==== Exercise material ====

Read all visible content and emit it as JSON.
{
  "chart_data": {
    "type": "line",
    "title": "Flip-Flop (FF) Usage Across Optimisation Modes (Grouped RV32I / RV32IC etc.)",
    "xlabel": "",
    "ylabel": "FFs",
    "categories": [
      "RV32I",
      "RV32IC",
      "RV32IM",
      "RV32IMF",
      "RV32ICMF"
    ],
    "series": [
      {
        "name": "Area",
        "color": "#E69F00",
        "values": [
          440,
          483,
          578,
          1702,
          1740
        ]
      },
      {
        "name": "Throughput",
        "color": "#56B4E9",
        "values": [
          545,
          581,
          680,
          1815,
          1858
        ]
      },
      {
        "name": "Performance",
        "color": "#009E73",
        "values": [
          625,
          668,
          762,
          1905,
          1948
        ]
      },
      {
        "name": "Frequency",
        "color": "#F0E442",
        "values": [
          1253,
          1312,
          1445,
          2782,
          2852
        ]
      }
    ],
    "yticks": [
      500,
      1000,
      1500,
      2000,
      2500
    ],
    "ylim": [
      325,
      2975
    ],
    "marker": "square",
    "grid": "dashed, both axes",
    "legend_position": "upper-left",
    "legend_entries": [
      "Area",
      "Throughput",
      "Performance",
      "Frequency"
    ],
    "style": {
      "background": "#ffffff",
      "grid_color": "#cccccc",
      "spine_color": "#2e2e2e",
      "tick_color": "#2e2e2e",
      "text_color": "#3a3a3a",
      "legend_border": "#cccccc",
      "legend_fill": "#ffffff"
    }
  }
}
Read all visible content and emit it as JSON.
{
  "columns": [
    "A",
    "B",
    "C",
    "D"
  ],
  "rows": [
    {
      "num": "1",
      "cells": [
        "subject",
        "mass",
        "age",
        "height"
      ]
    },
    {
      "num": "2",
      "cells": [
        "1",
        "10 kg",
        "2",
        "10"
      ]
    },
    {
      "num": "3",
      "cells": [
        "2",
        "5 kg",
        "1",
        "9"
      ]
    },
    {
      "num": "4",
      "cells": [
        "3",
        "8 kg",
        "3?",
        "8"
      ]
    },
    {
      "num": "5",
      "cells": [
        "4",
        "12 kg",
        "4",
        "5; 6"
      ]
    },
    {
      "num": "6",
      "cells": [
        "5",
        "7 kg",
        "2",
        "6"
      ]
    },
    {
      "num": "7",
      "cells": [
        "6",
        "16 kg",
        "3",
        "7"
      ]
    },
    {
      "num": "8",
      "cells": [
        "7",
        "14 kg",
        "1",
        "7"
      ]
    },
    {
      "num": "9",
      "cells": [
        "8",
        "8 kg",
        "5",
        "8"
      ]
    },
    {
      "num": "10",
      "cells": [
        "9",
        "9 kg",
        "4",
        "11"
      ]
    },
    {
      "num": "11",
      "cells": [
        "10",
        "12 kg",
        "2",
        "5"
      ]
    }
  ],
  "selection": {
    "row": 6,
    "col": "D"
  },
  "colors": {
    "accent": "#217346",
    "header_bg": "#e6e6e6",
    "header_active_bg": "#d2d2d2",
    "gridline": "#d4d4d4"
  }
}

====

Track down every line of the material containing the string "name", and copy it.

**Written solution:**
        "name": "Area",
        "name": "Throughput",
        "name": "Performance",
        "name": "Frequency",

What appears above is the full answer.